— Begin Records for processing —

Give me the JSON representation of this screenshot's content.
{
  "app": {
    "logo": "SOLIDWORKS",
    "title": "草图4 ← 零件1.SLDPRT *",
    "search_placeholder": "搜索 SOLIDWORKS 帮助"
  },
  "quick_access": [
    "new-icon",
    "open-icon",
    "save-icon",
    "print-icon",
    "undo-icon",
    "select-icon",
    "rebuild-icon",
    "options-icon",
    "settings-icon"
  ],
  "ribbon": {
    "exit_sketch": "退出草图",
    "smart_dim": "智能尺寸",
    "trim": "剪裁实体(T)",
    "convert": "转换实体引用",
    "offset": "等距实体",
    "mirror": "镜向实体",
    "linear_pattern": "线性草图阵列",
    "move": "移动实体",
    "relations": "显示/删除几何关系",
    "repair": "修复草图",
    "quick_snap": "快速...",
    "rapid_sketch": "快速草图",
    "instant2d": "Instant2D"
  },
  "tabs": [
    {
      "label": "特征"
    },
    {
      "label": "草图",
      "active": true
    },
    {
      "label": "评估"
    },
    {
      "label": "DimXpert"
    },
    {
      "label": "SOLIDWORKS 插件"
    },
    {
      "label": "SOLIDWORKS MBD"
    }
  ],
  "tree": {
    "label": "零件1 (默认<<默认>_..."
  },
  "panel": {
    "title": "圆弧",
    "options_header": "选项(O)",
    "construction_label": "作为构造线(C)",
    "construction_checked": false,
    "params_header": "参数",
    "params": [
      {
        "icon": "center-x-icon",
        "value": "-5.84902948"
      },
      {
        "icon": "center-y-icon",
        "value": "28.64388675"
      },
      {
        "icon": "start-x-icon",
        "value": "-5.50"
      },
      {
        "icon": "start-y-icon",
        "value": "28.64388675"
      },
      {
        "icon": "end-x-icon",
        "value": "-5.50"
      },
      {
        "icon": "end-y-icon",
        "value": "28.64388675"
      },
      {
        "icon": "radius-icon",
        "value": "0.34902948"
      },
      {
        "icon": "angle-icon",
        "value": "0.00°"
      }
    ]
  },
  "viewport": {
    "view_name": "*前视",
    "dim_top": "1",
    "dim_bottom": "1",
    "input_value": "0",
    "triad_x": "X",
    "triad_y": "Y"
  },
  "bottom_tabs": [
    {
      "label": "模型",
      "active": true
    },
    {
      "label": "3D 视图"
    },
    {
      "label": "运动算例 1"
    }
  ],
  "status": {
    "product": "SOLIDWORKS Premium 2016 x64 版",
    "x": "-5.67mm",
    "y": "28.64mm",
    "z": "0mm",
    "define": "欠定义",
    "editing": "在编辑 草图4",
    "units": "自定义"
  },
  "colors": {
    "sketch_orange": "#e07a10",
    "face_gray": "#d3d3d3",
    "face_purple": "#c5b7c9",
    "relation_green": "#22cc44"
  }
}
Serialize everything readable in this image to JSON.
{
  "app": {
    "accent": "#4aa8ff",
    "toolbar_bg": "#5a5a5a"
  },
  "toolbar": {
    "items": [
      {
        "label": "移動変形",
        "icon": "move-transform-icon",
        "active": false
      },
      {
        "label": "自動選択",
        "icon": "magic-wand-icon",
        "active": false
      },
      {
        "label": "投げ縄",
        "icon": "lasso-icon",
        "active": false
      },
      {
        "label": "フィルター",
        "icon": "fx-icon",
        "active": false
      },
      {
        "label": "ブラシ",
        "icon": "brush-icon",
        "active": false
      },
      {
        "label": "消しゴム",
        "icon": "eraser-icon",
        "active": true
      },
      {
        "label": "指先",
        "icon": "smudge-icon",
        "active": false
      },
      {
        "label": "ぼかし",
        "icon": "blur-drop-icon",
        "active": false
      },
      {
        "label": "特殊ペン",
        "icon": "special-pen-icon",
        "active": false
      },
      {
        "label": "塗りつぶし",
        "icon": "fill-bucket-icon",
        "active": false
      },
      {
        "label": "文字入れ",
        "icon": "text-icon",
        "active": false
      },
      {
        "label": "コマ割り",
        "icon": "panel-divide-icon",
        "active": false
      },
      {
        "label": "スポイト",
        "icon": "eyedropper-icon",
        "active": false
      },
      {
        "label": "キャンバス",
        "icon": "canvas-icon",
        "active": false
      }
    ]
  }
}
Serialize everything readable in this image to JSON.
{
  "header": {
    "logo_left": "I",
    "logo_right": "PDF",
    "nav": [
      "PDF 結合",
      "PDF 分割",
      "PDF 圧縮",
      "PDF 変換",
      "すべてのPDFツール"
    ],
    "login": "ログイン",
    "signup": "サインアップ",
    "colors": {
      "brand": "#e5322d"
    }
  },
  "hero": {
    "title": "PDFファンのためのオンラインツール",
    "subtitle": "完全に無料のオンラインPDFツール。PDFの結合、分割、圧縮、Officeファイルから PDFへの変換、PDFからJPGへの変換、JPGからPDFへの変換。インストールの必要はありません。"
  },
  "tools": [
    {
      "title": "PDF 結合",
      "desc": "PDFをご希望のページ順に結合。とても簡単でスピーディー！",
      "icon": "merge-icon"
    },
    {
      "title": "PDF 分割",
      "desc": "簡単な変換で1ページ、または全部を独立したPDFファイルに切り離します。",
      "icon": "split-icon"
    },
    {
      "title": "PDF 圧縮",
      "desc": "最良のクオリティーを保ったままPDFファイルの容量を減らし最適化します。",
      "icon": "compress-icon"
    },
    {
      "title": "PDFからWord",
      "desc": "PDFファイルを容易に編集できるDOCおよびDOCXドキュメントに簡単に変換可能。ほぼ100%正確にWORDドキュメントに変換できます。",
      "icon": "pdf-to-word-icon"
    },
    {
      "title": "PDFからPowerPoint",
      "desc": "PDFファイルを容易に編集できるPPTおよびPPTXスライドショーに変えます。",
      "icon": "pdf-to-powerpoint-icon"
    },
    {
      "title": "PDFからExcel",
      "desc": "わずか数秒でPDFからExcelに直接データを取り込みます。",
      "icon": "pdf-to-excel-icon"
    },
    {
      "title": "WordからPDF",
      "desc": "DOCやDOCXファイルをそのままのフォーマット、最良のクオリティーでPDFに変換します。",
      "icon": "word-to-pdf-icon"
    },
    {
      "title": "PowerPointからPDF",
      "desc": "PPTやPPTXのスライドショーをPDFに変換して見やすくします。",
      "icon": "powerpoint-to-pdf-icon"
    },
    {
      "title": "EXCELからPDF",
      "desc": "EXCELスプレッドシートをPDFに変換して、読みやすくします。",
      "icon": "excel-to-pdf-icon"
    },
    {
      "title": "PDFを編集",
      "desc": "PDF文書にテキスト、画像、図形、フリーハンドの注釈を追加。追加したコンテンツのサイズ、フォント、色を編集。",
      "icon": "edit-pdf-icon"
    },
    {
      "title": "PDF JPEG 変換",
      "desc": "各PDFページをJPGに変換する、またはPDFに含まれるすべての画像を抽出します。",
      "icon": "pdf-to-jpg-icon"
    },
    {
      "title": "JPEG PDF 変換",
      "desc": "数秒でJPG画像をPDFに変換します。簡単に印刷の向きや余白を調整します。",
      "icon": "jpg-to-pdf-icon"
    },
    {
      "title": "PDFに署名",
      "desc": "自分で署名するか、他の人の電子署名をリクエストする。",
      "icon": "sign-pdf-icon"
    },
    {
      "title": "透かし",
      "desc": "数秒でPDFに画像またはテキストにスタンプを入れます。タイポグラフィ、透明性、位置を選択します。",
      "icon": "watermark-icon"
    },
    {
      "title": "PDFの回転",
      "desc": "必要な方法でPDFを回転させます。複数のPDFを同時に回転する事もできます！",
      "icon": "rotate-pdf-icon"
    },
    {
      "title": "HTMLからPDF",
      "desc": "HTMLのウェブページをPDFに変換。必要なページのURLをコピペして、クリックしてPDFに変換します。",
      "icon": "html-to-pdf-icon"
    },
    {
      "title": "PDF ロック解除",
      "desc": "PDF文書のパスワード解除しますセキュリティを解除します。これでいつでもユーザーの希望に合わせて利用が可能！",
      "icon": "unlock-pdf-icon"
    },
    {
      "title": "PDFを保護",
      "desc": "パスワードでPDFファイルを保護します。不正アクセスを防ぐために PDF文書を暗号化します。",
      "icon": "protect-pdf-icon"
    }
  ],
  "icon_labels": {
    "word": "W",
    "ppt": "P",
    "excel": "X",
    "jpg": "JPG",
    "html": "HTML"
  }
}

— End Records for processing —

Objective:
Where a line holds "SOLIDWORKS", copy that line.

Solution:
    "logo": "SOLIDWORKS",
    "search_placeholder": "搜索 SOLIDWORKS 帮助"
      "label": "SOLIDWORKS 插件"
      "label": "SOLIDWORKS MBD"
    "product": "SOLIDWORKS Premium 2016 x64 版",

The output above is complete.